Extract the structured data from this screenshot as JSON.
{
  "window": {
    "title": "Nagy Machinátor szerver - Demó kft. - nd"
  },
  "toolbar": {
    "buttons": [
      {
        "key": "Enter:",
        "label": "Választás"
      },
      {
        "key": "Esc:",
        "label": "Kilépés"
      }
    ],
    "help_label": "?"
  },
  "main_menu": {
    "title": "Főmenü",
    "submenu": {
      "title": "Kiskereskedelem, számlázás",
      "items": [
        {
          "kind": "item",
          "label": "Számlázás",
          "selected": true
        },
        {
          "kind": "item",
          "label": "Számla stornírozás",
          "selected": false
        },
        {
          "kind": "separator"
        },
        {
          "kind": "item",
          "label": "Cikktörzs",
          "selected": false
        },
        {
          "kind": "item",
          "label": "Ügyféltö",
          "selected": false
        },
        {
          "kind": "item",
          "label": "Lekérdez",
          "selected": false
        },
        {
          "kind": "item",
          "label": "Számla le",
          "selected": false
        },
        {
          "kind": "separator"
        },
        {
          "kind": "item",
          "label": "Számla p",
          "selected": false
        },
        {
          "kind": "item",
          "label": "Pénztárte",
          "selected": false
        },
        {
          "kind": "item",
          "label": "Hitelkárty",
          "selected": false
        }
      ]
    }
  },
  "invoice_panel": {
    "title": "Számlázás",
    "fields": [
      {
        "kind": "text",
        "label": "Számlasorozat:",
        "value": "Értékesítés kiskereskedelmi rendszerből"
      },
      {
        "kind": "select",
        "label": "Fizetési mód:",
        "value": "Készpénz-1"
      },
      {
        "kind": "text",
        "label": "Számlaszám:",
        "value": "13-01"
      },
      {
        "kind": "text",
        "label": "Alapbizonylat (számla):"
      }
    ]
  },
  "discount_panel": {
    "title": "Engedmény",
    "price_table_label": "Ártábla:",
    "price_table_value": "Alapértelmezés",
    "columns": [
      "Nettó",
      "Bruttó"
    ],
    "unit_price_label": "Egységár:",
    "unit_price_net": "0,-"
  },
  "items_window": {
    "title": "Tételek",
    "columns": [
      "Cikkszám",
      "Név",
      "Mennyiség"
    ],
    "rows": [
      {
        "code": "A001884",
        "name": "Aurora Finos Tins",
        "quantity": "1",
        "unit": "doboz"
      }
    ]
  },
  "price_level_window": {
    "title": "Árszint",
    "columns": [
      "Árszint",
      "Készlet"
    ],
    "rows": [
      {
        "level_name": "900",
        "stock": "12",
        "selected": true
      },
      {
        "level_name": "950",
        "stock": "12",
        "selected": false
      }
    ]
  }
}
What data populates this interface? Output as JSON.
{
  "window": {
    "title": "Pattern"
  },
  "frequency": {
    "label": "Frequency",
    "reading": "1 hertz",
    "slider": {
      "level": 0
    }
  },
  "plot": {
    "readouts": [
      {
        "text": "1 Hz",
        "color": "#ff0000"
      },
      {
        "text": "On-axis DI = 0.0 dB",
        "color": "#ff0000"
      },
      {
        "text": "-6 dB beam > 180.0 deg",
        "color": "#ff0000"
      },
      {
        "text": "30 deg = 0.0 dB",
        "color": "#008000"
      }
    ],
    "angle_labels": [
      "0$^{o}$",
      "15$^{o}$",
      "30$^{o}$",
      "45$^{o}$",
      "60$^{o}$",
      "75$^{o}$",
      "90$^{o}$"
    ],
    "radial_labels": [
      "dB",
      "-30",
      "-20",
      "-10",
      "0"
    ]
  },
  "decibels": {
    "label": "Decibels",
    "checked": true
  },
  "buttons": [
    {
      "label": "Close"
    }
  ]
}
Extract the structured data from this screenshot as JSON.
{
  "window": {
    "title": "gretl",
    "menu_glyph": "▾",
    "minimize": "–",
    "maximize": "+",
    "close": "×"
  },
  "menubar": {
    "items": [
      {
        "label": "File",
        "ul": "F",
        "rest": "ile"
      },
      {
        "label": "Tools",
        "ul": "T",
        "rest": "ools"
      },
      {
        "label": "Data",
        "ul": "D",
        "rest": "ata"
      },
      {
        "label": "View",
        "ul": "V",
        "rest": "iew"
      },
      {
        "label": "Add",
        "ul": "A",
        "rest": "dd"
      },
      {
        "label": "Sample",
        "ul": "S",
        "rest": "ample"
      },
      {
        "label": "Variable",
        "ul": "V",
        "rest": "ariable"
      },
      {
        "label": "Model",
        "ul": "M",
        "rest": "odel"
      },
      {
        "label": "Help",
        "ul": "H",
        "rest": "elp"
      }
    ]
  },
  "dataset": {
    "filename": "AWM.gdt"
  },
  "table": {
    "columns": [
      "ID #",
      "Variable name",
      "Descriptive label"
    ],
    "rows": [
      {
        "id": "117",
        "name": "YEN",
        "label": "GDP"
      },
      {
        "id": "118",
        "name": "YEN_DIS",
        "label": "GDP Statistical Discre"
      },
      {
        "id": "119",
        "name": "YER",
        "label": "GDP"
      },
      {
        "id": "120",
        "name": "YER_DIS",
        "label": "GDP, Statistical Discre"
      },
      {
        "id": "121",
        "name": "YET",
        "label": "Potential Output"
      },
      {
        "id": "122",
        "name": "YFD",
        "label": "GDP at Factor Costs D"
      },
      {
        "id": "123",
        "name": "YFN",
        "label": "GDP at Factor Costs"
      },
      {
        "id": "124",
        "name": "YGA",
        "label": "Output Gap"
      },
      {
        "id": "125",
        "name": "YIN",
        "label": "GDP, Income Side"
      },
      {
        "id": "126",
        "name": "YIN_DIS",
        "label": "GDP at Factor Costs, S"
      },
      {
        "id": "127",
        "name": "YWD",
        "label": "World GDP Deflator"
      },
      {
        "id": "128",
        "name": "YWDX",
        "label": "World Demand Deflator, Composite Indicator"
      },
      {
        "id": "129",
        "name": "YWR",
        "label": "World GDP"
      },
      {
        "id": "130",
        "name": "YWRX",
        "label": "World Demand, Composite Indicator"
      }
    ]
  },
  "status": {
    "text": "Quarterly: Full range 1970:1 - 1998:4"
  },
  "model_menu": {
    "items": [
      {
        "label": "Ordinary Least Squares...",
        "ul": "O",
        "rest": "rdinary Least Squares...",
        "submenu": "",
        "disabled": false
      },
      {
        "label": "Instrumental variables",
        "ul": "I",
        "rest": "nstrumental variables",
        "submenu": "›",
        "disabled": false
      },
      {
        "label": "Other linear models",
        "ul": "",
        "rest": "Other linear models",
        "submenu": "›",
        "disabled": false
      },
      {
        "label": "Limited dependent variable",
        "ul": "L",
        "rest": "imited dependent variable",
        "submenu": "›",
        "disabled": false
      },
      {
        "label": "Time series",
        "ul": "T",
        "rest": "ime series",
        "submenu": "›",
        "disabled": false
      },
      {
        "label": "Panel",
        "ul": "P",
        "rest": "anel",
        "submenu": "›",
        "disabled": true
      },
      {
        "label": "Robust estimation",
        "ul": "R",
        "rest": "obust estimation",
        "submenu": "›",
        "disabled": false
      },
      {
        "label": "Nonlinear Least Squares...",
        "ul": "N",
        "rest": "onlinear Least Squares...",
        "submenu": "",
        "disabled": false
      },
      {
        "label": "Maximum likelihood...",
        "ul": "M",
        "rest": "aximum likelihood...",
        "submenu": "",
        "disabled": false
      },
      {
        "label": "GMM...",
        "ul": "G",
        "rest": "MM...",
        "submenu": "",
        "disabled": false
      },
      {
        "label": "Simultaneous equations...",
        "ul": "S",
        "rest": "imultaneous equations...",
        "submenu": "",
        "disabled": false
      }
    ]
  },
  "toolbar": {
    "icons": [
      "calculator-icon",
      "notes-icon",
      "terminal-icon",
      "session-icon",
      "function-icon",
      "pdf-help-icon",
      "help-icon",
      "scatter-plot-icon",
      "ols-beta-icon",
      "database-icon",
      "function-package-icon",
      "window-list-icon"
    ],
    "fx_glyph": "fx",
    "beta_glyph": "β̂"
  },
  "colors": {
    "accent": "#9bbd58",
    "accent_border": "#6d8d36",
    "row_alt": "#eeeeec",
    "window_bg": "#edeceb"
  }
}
-------------------------
# [Task instructions]
Look through the data above. Copy every line with the string "Costs" in it.

# [Response below]
        "label": "GDP at Factor Costs D"
        "label": "GDP at Factor Costs"
        "label": "GDP at Factor Costs, S"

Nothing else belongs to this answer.